#### [Directive]
Reproduce each line of every entry below with no changes.

#### [Supplied records]

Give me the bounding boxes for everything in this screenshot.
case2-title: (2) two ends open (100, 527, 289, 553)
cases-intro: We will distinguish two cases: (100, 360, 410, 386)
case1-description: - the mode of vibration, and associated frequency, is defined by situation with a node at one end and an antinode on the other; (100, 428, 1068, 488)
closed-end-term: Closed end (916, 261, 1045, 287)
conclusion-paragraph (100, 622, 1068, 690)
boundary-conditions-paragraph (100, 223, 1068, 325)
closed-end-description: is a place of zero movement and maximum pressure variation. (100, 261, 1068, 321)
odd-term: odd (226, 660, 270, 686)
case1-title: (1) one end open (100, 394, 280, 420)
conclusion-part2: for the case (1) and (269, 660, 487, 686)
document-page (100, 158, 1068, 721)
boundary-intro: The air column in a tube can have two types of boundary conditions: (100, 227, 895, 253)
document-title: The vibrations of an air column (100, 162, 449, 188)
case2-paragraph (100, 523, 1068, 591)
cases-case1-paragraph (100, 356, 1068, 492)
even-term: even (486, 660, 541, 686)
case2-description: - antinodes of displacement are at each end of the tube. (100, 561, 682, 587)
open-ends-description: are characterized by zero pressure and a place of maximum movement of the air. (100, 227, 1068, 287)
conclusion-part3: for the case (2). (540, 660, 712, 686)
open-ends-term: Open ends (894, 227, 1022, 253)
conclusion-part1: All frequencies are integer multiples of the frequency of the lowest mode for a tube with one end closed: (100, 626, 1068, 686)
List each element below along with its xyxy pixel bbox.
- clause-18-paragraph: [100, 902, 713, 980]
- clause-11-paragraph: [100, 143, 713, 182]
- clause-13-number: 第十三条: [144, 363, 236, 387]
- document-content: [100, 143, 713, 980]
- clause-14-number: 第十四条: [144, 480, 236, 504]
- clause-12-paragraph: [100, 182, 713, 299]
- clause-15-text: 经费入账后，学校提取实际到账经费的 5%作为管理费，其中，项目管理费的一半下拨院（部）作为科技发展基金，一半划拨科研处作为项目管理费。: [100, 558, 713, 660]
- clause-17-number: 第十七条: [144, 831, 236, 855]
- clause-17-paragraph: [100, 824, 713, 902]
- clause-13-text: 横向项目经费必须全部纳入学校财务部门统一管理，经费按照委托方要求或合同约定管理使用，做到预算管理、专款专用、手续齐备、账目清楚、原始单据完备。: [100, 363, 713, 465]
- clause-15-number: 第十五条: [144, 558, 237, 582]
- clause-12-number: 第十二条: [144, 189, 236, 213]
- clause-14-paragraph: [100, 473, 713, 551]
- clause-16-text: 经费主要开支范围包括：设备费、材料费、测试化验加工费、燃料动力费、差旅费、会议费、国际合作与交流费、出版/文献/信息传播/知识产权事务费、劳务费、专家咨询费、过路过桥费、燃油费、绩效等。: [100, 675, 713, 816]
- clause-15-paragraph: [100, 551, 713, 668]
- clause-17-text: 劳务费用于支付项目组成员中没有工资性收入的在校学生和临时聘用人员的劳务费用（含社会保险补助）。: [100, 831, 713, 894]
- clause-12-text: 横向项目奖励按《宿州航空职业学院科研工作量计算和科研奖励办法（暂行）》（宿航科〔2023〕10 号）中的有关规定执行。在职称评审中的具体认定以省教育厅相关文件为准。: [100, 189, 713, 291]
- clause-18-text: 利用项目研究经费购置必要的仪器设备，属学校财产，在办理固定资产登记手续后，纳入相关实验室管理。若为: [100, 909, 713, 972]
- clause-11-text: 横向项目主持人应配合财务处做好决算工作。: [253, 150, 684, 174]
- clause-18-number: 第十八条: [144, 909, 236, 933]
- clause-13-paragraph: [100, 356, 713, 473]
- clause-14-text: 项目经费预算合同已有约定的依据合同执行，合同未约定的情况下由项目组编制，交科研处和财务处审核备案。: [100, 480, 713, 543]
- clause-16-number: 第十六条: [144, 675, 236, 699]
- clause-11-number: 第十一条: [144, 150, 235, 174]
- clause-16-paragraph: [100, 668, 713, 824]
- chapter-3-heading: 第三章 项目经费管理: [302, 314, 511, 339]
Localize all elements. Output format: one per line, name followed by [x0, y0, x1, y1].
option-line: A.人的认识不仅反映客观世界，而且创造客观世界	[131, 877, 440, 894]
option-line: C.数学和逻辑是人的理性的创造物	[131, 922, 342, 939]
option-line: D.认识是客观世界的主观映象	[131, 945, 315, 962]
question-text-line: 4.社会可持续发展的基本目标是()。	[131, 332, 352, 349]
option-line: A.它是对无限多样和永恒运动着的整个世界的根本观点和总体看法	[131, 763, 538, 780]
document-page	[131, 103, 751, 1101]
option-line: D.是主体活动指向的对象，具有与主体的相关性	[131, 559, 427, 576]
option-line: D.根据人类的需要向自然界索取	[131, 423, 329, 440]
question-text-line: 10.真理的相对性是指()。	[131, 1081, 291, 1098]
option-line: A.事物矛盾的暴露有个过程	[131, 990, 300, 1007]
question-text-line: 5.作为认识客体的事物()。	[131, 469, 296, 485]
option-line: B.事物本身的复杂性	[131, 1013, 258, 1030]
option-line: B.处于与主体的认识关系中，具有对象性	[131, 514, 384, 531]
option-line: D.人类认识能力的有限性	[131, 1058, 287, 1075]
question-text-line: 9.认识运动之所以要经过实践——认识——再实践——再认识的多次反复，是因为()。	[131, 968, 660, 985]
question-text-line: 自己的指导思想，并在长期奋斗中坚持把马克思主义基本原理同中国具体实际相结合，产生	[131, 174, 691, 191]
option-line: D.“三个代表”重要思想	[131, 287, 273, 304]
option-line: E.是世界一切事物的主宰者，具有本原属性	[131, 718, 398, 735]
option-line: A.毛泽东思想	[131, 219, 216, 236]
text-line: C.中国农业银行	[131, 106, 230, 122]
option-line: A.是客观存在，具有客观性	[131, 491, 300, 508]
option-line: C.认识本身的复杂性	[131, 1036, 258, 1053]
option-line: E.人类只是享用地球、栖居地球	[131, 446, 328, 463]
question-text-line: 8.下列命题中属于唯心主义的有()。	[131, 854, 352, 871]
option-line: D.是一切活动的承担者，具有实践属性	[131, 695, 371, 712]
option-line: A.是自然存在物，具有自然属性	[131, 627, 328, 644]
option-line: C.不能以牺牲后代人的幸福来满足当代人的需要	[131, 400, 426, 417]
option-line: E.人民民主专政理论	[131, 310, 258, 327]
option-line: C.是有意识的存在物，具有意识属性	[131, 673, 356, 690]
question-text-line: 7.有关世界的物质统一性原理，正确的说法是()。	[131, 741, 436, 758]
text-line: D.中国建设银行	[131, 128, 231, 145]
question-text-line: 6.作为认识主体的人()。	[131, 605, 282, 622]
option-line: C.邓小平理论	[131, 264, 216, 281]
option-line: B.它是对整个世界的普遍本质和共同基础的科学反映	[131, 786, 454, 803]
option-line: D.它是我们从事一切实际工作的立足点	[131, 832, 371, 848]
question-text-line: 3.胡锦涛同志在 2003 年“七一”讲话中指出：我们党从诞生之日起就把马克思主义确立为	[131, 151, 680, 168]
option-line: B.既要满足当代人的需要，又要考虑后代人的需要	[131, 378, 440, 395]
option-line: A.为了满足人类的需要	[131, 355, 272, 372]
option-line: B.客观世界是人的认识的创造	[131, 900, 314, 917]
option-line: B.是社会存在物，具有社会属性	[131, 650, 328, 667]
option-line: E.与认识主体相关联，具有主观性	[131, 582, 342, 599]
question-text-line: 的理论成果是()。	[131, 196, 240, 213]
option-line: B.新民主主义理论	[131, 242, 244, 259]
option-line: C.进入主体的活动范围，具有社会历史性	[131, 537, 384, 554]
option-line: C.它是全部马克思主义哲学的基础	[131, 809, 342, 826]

#### [Solution]
Give me the bounding boxes for everything in this screenshot.
case2-title: (2) two ends open (100, 527, 289, 553)
cases-intro: We will distinguish two cases: (100, 360, 410, 386)
case1-description: - the mode of vibration, and associated frequency, is defined by situation with a node at one end and an antinode on the other; (100, 428, 1068, 488)
closed-end-term: Closed end (916, 261, 1045, 287)
conclusion-paragraph (100, 622, 1068, 690)
boundary-conditions-paragraph (100, 223, 1068, 325)
closed-end-description: is a place of zero movement and maximum pressure variation. (100, 261, 1068, 321)
odd-term: odd (226, 660, 270, 686)
case1-title: (1) one end open (100, 394, 280, 420)
conclusion-part2: for the case (1) and (269, 660, 487, 686)
document-page (100, 158, 1068, 721)
boundary-intro: The air column in a tube can have two types of boundary conditions: (100, 227, 895, 253)
document-title: The vibrations of an air column (100, 162, 449, 188)
case2-paragraph (100, 523, 1068, 591)
cases-case1-paragraph (100, 356, 1068, 492)
even-term: even (486, 660, 541, 686)
case2-description: - antinodes of displacement are at each end of the tube. (100, 561, 682, 587)
open-ends-description: are characterized by zero pressure and a place of maximum movement of the air. (100, 227, 1068, 287)
conclusion-part3: for the case (2). (540, 660, 712, 686)
open-ends-term: Open ends (894, 227, 1022, 253)
conclusion-part1: All frequencies are integer multiples of the frequency of the lowest mode for a tube with one end closed: (100, 626, 1068, 686)
List each element below along with its xyxy pixel bbox.
- clause-18-paragraph: [100, 902, 713, 980]
- clause-11-paragraph: [100, 143, 713, 182]
- clause-13-number: 第十三条: [144, 363, 236, 387]
- document-content: [100, 143, 713, 980]
- clause-14-number: 第十四条: [144, 480, 236, 504]
- clause-12-paragraph: [100, 182, 713, 299]
- clause-15-text: 经费入账后，学校提取实际到账经费的 5%作为管理费，其中，项目管理费的一半下拨院（部）作为科技发展基金，一半划拨科研处作为项目管理费。: [100, 558, 713, 660]
- clause-17-number: 第十七条: [144, 831, 236, 855]
- clause-17-paragraph: [100, 824, 713, 902]
- clause-13-text: 横向项目经费必须全部纳入学校财务部门统一管理，经费按照委托方要求或合同约定管理使用，做到预算管理、专款专用、手续齐备、账目清楚、原始单据完备。: [100, 363, 713, 465]
- clause-15-number: 第十五条: [144, 558, 237, 582]
- clause-12-number: 第十二条: [144, 189, 236, 213]
- clause-14-paragraph: [100, 473, 713, 551]
- clause-16-text: 经费主要开支范围包括：设备费、材料费、测试化验加工费、燃料动力费、差旅费、会议费、国际合作与交流费、出版/文献/信息传播/知识产权事务费、劳务费、专家咨询费、过路过桥费、燃油费、绩效等。: [100, 675, 713, 816]
- clause-15-paragraph: [100, 551, 713, 668]
- clause-17-text: 劳务费用于支付项目组成员中没有工资性收入的在校学生和临时聘用人员的劳务费用（含社会保险补助）。: [100, 831, 713, 894]
- clause-12-text: 横向项目奖励按《宿州航空职业学院科研工作量计算和科研奖励办法（暂行）》（宿航科〔2023〕10 号）中的有关规定执行。在职称评审中的具体认定以省教育厅相关文件为准。: [100, 189, 713, 291]
- clause-18-text: 利用项目研究经费购置必要的仪器设备，属学校财产，在办理固定资产登记手续后，纳入相关实验室管理。若为: [100, 909, 713, 972]
- clause-11-text: 横向项目主持人应配合财务处做好决算工作。: [253, 150, 684, 174]
- clause-18-number: 第十八条: [144, 909, 236, 933]
- clause-13-paragraph: [100, 356, 713, 473]
- clause-14-text: 项目经费预算合同已有约定的依据合同执行，合同未约定的情况下由项目组编制，交科研处和财务处审核备案。: [100, 480, 713, 543]
- clause-16-number: 第十六条: [144, 675, 236, 699]
- clause-11-number: 第十一条: [144, 150, 235, 174]
- clause-16-paragraph: [100, 668, 713, 824]
- chapter-3-heading: 第三章 项目经费管理: [302, 314, 511, 339]
Localize all elements. Output format: one per line, name followed by [x0, y0, x1, y1].
option-line: A.人的认识不仅反映客观世界，而且创造客观世界	[131, 877, 440, 894]
option-line: C.数学和逻辑是人的理性的创造物	[131, 922, 342, 939]
option-line: D.认识是客观世界的主观映象	[131, 945, 315, 962]
question-text-line: 4.社会可持续发展的基本目标是()。	[131, 332, 352, 349]
option-line: A.它是对无限多样和永恒运动着的整个世界的根本观点和总体看法	[131, 763, 538, 780]
document-page	[131, 103, 751, 1101]
option-line: D.是主体活动指向的对象，具有与主体的相关性	[131, 559, 427, 576]
option-line: D.根据人类的需要向自然界索取	[131, 423, 329, 440]
question-text-line: 10.真理的相对性是指()。	[131, 1081, 291, 1098]
option-line: A.事物矛盾的暴露有个过程	[131, 990, 300, 1007]
question-text-line: 5.作为认识客体的事物()。	[131, 469, 296, 485]
option-line: B.事物本身的复杂性	[131, 1013, 258, 1030]
option-line: B.处于与主体的认识关系中，具有对象性	[131, 514, 384, 531]
option-line: D.人类认识能力的有限性	[131, 1058, 287, 1075]
question-text-line: 9.认识运动之所以要经过实践——认识——再实践——再认识的多次反复，是因为()。	[131, 968, 660, 985]
question-text-line: 自己的指导思想，并在长期奋斗中坚持把马克思主义基本原理同中国具体实际相结合，产生	[131, 174, 691, 191]
option-line: D.“三个代表”重要思想	[131, 287, 273, 304]
option-line: E.是世界一切事物的主宰者，具有本原属性	[131, 718, 398, 735]
option-line: A.毛泽东思想	[131, 219, 216, 236]
text-line: C.中国农业银行	[131, 106, 230, 122]
option-line: A.是客观存在，具有客观性	[131, 491, 300, 508]
option-line: C.认识本身的复杂性	[131, 1036, 258, 1053]
option-line: E.人类只是享用地球、栖居地球	[131, 446, 328, 463]
question-text-line: 8.下列命题中属于唯心主义的有()。	[131, 854, 352, 871]
option-line: D.是一切活动的承担者，具有实践属性	[131, 695, 371, 712]
option-line: A.是自然存在物，具有自然属性	[131, 627, 328, 644]
option-line: C.不能以牺牲后代人的幸福来满足当代人的需要	[131, 400, 426, 417]
option-line: E.人民民主专政理论	[131, 310, 258, 327]
option-line: C.是有意识的存在物，具有意识属性	[131, 673, 356, 690]
question-text-line: 7.有关世界的物质统一性原理，正确的说法是()。	[131, 741, 436, 758]
text-line: D.中国建设银行	[131, 128, 231, 145]
question-text-line: 6.作为认识主体的人()。	[131, 605, 282, 622]
option-line: C.邓小平理论	[131, 264, 216, 281]
option-line: B.它是对整个世界的普遍本质和共同基础的科学反映	[131, 786, 454, 803]
option-line: D.它是我们从事一切实际工作的立足点	[131, 832, 371, 848]
question-text-line: 3.胡锦涛同志在 2003 年“七一”讲话中指出：我们党从诞生之日起就把马克思主义确立为	[131, 151, 680, 168]
option-line: B.既要满足当代人的需要，又要考虑后代人的需要	[131, 378, 440, 395]
option-line: A.为了满足人类的需要	[131, 355, 272, 372]
option-line: B.客观世界是人的认识的创造	[131, 900, 314, 917]
option-line: B.是社会存在物，具有社会属性	[131, 650, 328, 667]
option-line: E.与认识主体相关联，具有主观性	[131, 582, 342, 599]
question-text-line: 的理论成果是()。	[131, 196, 240, 213]
option-line: B.新民主主义理论	[131, 242, 244, 259]
option-line: C.进入主体的活动范围，具有社会历史性	[131, 537, 384, 554]
option-line: C.它是全部马克思主义哲学的基础	[131, 809, 342, 826]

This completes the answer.